• _EXERCISE DESCRIPTION_
All lines below must be repeated exactly, with the pictures omitted.

[Data entries]

--

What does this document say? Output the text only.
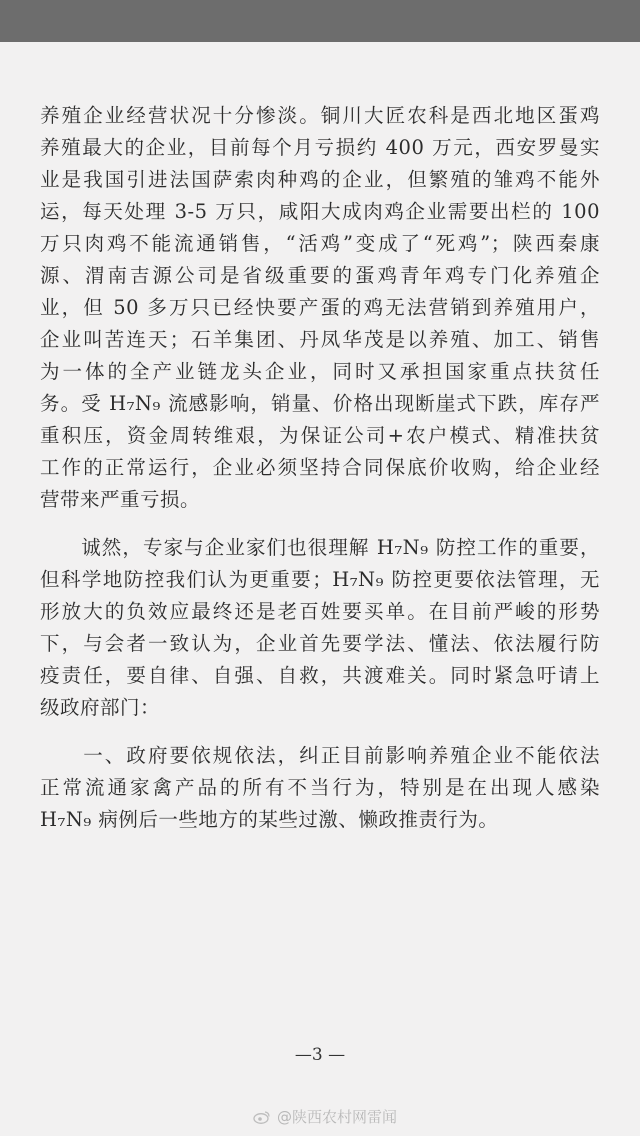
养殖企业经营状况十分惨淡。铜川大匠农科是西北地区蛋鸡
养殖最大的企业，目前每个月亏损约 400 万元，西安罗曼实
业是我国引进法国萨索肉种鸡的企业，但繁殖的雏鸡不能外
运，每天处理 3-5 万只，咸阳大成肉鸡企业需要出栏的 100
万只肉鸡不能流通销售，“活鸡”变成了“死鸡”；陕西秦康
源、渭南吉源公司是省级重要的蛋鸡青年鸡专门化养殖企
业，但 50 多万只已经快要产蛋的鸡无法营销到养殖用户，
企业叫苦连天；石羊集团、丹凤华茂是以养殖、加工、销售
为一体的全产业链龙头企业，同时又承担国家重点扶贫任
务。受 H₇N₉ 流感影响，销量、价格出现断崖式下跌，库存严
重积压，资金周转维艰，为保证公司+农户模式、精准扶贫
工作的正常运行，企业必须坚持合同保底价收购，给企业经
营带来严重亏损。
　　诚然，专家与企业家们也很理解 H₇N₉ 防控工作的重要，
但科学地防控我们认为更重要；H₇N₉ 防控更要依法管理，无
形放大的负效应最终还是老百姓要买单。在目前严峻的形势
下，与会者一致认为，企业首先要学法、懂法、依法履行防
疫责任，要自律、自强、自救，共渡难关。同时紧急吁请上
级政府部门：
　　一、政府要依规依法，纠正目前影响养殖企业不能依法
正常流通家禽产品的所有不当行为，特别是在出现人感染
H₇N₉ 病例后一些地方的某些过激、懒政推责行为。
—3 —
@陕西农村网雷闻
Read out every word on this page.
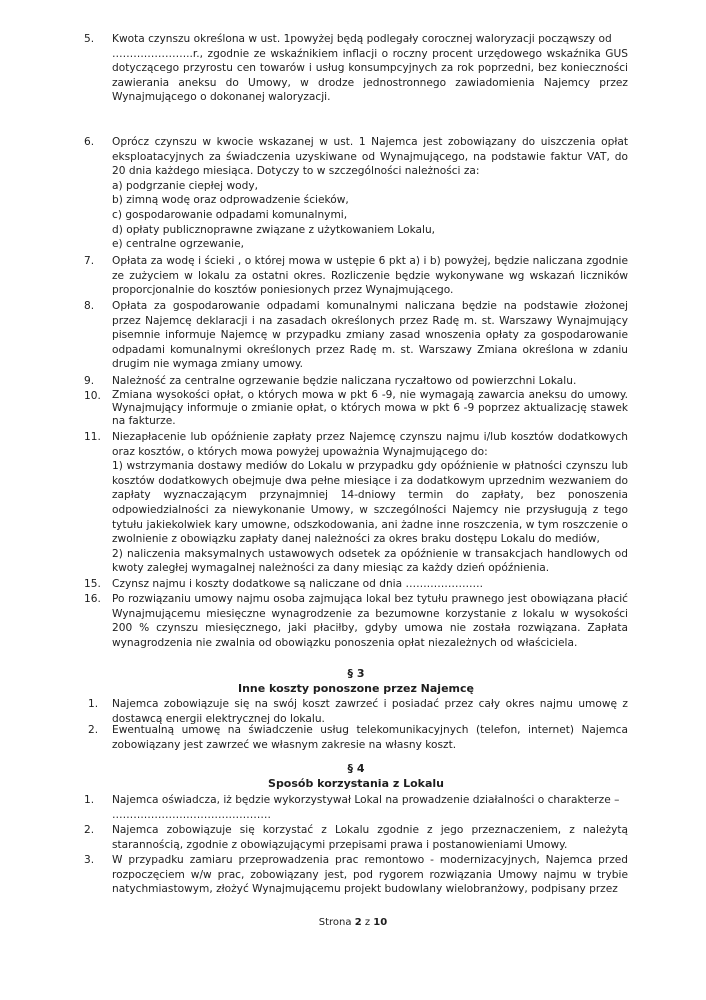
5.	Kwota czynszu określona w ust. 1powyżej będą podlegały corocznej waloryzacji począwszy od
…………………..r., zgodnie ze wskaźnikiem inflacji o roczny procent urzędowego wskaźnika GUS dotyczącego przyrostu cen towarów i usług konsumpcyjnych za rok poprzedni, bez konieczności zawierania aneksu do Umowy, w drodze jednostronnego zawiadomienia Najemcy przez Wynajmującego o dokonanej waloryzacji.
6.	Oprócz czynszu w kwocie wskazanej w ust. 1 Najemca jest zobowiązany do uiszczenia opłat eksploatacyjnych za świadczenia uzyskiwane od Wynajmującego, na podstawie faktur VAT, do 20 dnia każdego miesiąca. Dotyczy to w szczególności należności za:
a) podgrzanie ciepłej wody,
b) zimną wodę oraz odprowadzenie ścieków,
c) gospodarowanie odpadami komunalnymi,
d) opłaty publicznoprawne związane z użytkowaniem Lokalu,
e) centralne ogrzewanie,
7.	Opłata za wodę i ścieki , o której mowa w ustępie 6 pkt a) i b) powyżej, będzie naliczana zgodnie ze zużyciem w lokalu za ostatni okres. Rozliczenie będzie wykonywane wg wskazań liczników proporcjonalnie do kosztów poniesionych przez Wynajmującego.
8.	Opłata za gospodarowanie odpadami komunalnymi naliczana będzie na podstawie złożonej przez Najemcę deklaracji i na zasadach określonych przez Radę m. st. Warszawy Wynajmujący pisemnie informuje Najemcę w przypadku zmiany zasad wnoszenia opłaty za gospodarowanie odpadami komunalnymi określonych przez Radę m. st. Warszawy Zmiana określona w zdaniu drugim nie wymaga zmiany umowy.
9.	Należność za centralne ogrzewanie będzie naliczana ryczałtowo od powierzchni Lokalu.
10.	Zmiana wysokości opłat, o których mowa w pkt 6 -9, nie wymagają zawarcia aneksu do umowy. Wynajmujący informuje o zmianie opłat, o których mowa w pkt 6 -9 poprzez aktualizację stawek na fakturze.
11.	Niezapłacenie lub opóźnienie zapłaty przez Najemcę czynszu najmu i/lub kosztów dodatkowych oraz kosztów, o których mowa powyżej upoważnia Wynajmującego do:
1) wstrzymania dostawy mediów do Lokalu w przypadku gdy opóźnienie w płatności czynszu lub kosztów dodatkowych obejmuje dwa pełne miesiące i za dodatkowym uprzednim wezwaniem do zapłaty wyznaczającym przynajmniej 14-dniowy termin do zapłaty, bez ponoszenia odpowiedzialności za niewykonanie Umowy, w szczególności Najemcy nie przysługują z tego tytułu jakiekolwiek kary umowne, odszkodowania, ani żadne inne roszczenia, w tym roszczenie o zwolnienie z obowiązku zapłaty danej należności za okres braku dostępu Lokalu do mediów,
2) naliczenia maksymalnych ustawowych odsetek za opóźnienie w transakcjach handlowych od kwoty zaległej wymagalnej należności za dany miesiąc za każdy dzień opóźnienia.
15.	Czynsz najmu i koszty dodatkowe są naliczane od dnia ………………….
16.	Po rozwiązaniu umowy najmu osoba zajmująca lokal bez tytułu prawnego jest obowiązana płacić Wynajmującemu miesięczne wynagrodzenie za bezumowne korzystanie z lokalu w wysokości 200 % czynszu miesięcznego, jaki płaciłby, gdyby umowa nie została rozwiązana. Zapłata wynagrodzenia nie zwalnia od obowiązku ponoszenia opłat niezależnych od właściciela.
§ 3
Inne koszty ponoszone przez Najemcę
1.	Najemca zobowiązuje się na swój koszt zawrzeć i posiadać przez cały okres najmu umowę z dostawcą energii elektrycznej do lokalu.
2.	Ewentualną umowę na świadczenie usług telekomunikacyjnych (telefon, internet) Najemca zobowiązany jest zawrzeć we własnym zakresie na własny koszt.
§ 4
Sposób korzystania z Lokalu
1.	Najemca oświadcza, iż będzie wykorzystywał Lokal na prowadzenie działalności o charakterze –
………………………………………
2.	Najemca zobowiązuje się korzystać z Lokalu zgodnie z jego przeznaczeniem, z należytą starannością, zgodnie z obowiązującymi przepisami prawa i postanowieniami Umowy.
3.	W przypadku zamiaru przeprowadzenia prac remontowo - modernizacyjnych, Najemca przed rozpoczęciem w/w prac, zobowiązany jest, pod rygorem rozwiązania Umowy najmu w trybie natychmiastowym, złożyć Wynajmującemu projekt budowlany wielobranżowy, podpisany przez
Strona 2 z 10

--

• _FULL SOLUTION_
What does this document say? Output the text only.
养殖企业经营状况十分惨淡。铜川大匠农科是西北地区蛋鸡
养殖最大的企业，目前每个月亏损约 400 万元，西安罗曼实
业是我国引进法国萨索肉种鸡的企业，但繁殖的雏鸡不能外
运，每天处理 3-5 万只，咸阳大成肉鸡企业需要出栏的 100
万只肉鸡不能流通销售，“活鸡”变成了“死鸡”；陕西秦康
源、渭南吉源公司是省级重要的蛋鸡青年鸡专门化养殖企
业，但 50 多万只已经快要产蛋的鸡无法营销到养殖用户，
企业叫苦连天；石羊集团、丹凤华茂是以养殖、加工、销售
为一体的全产业链龙头企业，同时又承担国家重点扶贫任
务。受 H₇N₉ 流感影响，销量、价格出现断崖式下跌，库存严
重积压，资金周转维艰，为保证公司+农户模式、精准扶贫
工作的正常运行，企业必须坚持合同保底价收购，给企业经
营带来严重亏损。
　　诚然，专家与企业家们也很理解 H₇N₉ 防控工作的重要，
但科学地防控我们认为更重要；H₇N₉ 防控更要依法管理，无
形放大的负效应最终还是老百姓要买单。在目前严峻的形势
下，与会者一致认为，企业首先要学法、懂法、依法履行防
疫责任，要自律、自强、自救，共渡难关。同时紧急吁请上
级政府部门：
　　一、政府要依规依法，纠正目前影响养殖企业不能依法
正常流通家禽产品的所有不当行为，特别是在出现人感染
H₇N₉ 病例后一些地方的某些过激、懒政推责行为。
—3 —
@陕西农村网雷闻
Read out every word on this page.
5.	Kwota czynszu określona w ust. 1powyżej będą podlegały corocznej waloryzacji począwszy od
…………………..r., zgodnie ze wskaźnikiem inflacji o roczny procent urzędowego wskaźnika GUS dotyczącego przyrostu cen towarów i usług konsumpcyjnych za rok poprzedni, bez konieczności zawierania aneksu do Umowy, w drodze jednostronnego zawiadomienia Najemcy przez Wynajmującego o dokonanej waloryzacji.
6.	Oprócz czynszu w kwocie wskazanej w ust. 1 Najemca jest zobowiązany do uiszczenia opłat eksploatacyjnych za świadczenia uzyskiwane od Wynajmującego, na podstawie faktur VAT, do 20 dnia każdego miesiąca. Dotyczy to w szczególności należności za:
a) podgrzanie ciepłej wody,
b) zimną wodę oraz odprowadzenie ścieków,
c) gospodarowanie odpadami komunalnymi,
d) opłaty publicznoprawne związane z użytkowaniem Lokalu,
e) centralne ogrzewanie,
7.	Opłata za wodę i ścieki , o której mowa w ustępie 6 pkt a) i b) powyżej, będzie naliczana zgodnie ze zużyciem w lokalu za ostatni okres. Rozliczenie będzie wykonywane wg wskazań liczników proporcjonalnie do kosztów poniesionych przez Wynajmującego.
8.	Opłata za gospodarowanie odpadami komunalnymi naliczana będzie na podstawie złożonej przez Najemcę deklaracji i na zasadach określonych przez Radę m. st. Warszawy Wynajmujący pisemnie informuje Najemcę w przypadku zmiany zasad wnoszenia opłaty za gospodarowanie odpadami komunalnymi określonych przez Radę m. st. Warszawy Zmiana określona w zdaniu drugim nie wymaga zmiany umowy.
9.	Należność za centralne ogrzewanie będzie naliczana ryczałtowo od powierzchni Lokalu.
10.	Zmiana wysokości opłat, o których mowa w pkt 6 -9, nie wymagają zawarcia aneksu do umowy. Wynajmujący informuje o zmianie opłat, o których mowa w pkt 6 -9 poprzez aktualizację stawek na fakturze.
11.	Niezapłacenie lub opóźnienie zapłaty przez Najemcę czynszu najmu i/lub kosztów dodatkowych oraz kosztów, o których mowa powyżej upoważnia Wynajmującego do:
1) wstrzymania dostawy mediów do Lokalu w przypadku gdy opóźnienie w płatności czynszu lub kosztów dodatkowych obejmuje dwa pełne miesiące i za dodatkowym uprzednim wezwaniem do zapłaty wyznaczającym przynajmniej 14-dniowy termin do zapłaty, bez ponoszenia odpowiedzialności za niewykonanie Umowy, w szczególności Najemcy nie przysługują z tego tytułu jakiekolwiek kary umowne, odszkodowania, ani żadne inne roszczenia, w tym roszczenie o zwolnienie z obowiązku zapłaty danej należności za okres braku dostępu Lokalu do mediów,
2) naliczenia maksymalnych ustawowych odsetek za opóźnienie w transakcjach handlowych od kwoty zaległej wymagalnej należności za dany miesiąc za każdy dzień opóźnienia.
15.	Czynsz najmu i koszty dodatkowe są naliczane od dnia ………………….
16.	Po rozwiązaniu umowy najmu osoba zajmująca lokal bez tytułu prawnego jest obowiązana płacić Wynajmującemu miesięczne wynagrodzenie za bezumowne korzystanie z lokalu w wysokości 200 % czynszu miesięcznego, jaki płaciłby, gdyby umowa nie została rozwiązana. Zapłata wynagrodzenia nie zwalnia od obowiązku ponoszenia opłat niezależnych od właściciela.
§ 3
Inne koszty ponoszone przez Najemcę
1.	Najemca zobowiązuje się na swój koszt zawrzeć i posiadać przez cały okres najmu umowę z dostawcą energii elektrycznej do lokalu.
2.	Ewentualną umowę na świadczenie usług telekomunikacyjnych (telefon, internet) Najemca zobowiązany jest zawrzeć we własnym zakresie na własny koszt.
§ 4
Sposób korzystania z Lokalu
1.	Najemca oświadcza, iż będzie wykorzystywał Lokal na prowadzenie działalności o charakterze –
………………………………………
2.	Najemca zobowiązuje się korzystać z Lokalu zgodnie z jego przeznaczeniem, z należytą starannością, zgodnie z obowiązującymi przepisami prawa i postanowieniami Umowy.
3.	W przypadku zamiaru przeprowadzenia prac remontowo - modernizacyjnych, Najemca przed rozpoczęciem w/w prac, zobowiązany jest, pod rygorem rozwiązania Umowy najmu w trybie natychmiastowym, złożyć Wynajmującemu projekt budowlany wielobranżowy, podpisany przez
Strona 2 z 10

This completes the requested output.